● Task prompt:
Set down each line of the data below exactly as it stands, dropping the pictures.

Begin Material shown

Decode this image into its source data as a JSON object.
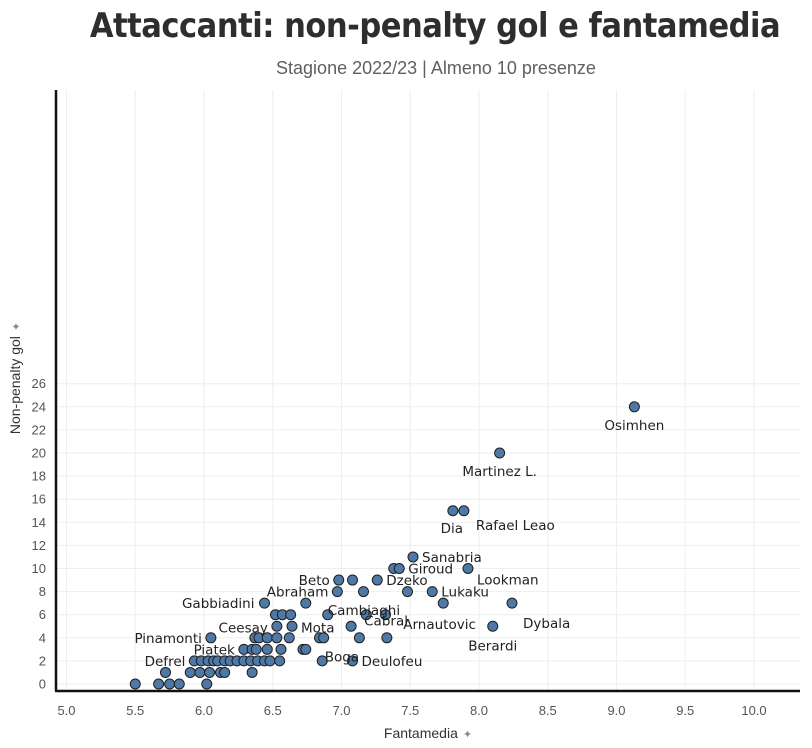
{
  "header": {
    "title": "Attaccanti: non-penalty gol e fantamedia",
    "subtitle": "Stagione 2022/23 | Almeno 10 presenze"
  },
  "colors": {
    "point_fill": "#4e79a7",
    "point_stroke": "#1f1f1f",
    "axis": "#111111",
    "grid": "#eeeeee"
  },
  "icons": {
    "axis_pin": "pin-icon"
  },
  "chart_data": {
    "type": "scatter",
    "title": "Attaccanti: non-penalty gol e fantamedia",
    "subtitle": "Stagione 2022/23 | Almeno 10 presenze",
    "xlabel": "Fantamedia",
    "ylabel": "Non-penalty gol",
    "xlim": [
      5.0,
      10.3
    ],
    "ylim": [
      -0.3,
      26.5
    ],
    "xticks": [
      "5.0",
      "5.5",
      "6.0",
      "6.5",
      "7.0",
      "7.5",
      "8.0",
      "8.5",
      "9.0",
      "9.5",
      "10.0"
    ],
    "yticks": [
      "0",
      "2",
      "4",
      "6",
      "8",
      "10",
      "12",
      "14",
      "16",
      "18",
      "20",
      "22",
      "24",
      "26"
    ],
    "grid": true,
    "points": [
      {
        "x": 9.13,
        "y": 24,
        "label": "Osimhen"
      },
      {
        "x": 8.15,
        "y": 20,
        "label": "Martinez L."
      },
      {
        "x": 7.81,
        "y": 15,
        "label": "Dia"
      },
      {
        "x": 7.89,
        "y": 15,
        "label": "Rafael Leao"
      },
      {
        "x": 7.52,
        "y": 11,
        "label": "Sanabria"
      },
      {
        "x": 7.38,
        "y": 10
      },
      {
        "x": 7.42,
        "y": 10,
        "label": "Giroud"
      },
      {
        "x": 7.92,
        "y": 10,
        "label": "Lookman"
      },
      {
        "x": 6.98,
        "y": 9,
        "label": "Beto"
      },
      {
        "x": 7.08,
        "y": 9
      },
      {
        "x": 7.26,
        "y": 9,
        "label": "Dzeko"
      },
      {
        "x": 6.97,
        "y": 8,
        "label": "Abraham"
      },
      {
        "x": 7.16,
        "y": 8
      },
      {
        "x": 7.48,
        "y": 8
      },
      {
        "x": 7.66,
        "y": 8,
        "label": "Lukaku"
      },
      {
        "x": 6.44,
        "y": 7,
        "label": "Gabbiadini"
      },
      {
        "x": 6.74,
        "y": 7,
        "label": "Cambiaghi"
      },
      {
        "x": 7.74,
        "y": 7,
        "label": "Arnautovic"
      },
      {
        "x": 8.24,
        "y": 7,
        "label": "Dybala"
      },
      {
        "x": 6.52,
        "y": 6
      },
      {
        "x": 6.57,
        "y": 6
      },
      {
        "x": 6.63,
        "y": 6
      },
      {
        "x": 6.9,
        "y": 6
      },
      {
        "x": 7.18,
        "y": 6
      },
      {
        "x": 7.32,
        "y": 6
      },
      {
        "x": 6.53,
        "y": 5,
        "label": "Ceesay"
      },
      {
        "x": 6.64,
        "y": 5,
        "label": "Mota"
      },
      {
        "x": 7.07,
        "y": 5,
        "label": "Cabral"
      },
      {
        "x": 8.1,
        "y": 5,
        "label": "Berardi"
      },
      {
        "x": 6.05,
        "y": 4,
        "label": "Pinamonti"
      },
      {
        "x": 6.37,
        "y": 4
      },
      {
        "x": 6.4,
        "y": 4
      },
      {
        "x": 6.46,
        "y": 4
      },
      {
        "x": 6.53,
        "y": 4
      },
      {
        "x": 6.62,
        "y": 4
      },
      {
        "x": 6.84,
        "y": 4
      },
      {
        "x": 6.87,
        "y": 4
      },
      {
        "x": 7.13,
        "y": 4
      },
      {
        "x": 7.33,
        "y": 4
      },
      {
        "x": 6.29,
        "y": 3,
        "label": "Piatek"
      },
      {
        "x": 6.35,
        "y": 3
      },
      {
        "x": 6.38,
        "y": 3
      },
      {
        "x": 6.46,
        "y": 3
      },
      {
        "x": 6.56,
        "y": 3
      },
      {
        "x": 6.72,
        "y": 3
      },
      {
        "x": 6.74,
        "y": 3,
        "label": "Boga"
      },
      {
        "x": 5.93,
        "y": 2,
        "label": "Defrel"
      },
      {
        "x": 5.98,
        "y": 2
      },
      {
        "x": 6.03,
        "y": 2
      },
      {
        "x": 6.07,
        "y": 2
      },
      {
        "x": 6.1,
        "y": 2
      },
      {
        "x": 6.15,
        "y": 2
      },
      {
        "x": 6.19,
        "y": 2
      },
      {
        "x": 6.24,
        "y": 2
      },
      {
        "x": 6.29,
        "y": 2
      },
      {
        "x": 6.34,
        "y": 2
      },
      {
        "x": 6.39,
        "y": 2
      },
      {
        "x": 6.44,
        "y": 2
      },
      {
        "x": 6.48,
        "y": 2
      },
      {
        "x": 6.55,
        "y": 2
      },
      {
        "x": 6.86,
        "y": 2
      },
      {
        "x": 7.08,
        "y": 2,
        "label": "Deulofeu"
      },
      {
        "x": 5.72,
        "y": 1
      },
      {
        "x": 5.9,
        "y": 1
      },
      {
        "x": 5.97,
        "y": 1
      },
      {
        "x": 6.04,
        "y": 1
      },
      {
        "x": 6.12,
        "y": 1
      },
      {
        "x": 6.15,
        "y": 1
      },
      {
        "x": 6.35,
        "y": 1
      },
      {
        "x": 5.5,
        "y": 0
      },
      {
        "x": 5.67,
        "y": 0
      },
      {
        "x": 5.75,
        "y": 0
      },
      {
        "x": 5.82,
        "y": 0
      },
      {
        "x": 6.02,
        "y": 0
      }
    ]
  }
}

End Material shown

● Complete response:
Decode this image into its source data as a JSON object.
{
  "header": {
    "title": "Attaccanti: non-penalty gol e fantamedia",
    "subtitle": "Stagione 2022/23 | Almeno 10 presenze"
  },
  "colors": {
    "point_fill": "#4e79a7",
    "point_stroke": "#1f1f1f",
    "axis": "#111111",
    "grid": "#eeeeee"
  },
  "icons": {
    "axis_pin": "pin-icon"
  },
  "chart_data": {
    "type": "scatter",
    "title": "Attaccanti: non-penalty gol e fantamedia",
    "subtitle": "Stagione 2022/23 | Almeno 10 presenze",
    "xlabel": "Fantamedia",
    "ylabel": "Non-penalty gol",
    "xlim": [
      5.0,
      10.3
    ],
    "ylim": [
      -0.3,
      26.5
    ],
    "xticks": [
      "5.0",
      "5.5",
      "6.0",
      "6.5",
      "7.0",
      "7.5",
      "8.0",
      "8.5",
      "9.0",
      "9.5",
      "10.0"
    ],
    "yticks": [
      "0",
      "2",
      "4",
      "6",
      "8",
      "10",
      "12",
      "14",
      "16",
      "18",
      "20",
      "22",
      "24",
      "26"
    ],
    "grid": true,
    "points": [
      {
        "x": 9.13,
        "y": 24,
        "label": "Osimhen"
      },
      {
        "x": 8.15,
        "y": 20,
        "label": "Martinez L."
      },
      {
        "x": 7.81,
        "y": 15,
        "label": "Dia"
      },
      {
        "x": 7.89,
        "y": 15,
        "label": "Rafael Leao"
      },
      {
        "x": 7.52,
        "y": 11,
        "label": "Sanabria"
      },
      {
        "x": 7.38,
        "y": 10
      },
      {
        "x": 7.42,
        "y": 10,
        "label": "Giroud"
      },
      {
        "x": 7.92,
        "y": 10,
        "label": "Lookman"
      },
      {
        "x": 6.98,
        "y": 9,
        "label": "Beto"
      },
      {
        "x": 7.08,
        "y": 9
      },
      {
        "x": 7.26,
        "y": 9,
        "label": "Dzeko"
      },
      {
        "x": 6.97,
        "y": 8,
        "label": "Abraham"
      },
      {
        "x": 7.16,
        "y": 8
      },
      {
        "x": 7.48,
        "y": 8
      },
      {
        "x": 7.66,
        "y": 8,
        "label": "Lukaku"
      },
      {
        "x": 6.44,
        "y": 7,
        "label": "Gabbiadini"
      },
      {
        "x": 6.74,
        "y": 7,
        "label": "Cambiaghi"
      },
      {
        "x": 7.74,
        "y": 7,
        "label": "Arnautovic"
      },
      {
        "x": 8.24,
        "y": 7,
        "label": "Dybala"
      },
      {
        "x": 6.52,
        "y": 6
      },
      {
        "x": 6.57,
        "y": 6
      },
      {
        "x": 6.63,
        "y": 6
      },
      {
        "x": 6.9,
        "y": 6
      },
      {
        "x": 7.18,
        "y": 6
      },
      {
        "x": 7.32,
        "y": 6
      },
      {
        "x": 6.53,
        "y": 5,
        "label": "Ceesay"
      },
      {
        "x": 6.64,
        "y": 5,
        "label": "Mota"
      },
      {
        "x": 7.07,
        "y": 5,
        "label": "Cabral"
      },
      {
        "x": 8.1,
        "y": 5,
        "label": "Berardi"
      },
      {
        "x": 6.05,
        "y": 4,
        "label": "Pinamonti"
      },
      {
        "x": 6.37,
        "y": 4
      },
      {
        "x": 6.4,
        "y": 4
      },
      {
        "x": 6.46,
        "y": 4
      },
      {
        "x": 6.53,
        "y": 4
      },
      {
        "x": 6.62,
        "y": 4
      },
      {
        "x": 6.84,
        "y": 4
      },
      {
        "x": 6.87,
        "y": 4
      },
      {
        "x": 7.13,
        "y": 4
      },
      {
        "x": 7.33,
        "y": 4
      },
      {
        "x": 6.29,
        "y": 3,
        "label": "Piatek"
      },
      {
        "x": 6.35,
        "y": 3
      },
      {
        "x": 6.38,
        "y": 3
      },
      {
        "x": 6.46,
        "y": 3
      },
      {
        "x": 6.56,
        "y": 3
      },
      {
        "x": 6.72,
        "y": 3
      },
      {
        "x": 6.74,
        "y": 3,
        "label": "Boga"
      },
      {
        "x": 5.93,
        "y": 2,
        "label": "Defrel"
      },
      {
        "x": 5.98,
        "y": 2
      },
      {
        "x": 6.03,
        "y": 2
      },
      {
        "x": 6.07,
        "y": 2
      },
      {
        "x": 6.1,
        "y": 2
      },
      {
        "x": 6.15,
        "y": 2
      },
      {
        "x": 6.19,
        "y": 2
      },
      {
        "x": 6.24,
        "y": 2
      },
      {
        "x": 6.29,
        "y": 2
      },
      {
        "x": 6.34,
        "y": 2
      },
      {
        "x": 6.39,
        "y": 2
      },
      {
        "x": 6.44,
        "y": 2
      },
      {
        "x": 6.48,
        "y": 2
      },
      {
        "x": 6.55,
        "y": 2
      },
      {
        "x": 6.86,
        "y": 2
      },
      {
        "x": 7.08,
        "y": 2,
        "label": "Deulofeu"
      },
      {
        "x": 5.72,
        "y": 1
      },
      {
        "x": 5.9,
        "y": 1
      },
      {
        "x": 5.97,
        "y": 1
      },
      {
        "x": 6.04,
        "y": 1
      },
      {
        "x": 6.12,
        "y": 1
      },
      {
        "x": 6.15,
        "y": 1
      },
      {
        "x": 6.35,
        "y": 1
      },
      {
        "x": 5.5,
        "y": 0
      },
      {
        "x": 5.67,
        "y": 0
      },
      {
        "x": 5.75,
        "y": 0
      },
      {
        "x": 5.82,
        "y": 0
      },
      {
        "x": 6.02,
        "y": 0
      }
    ]
  }
}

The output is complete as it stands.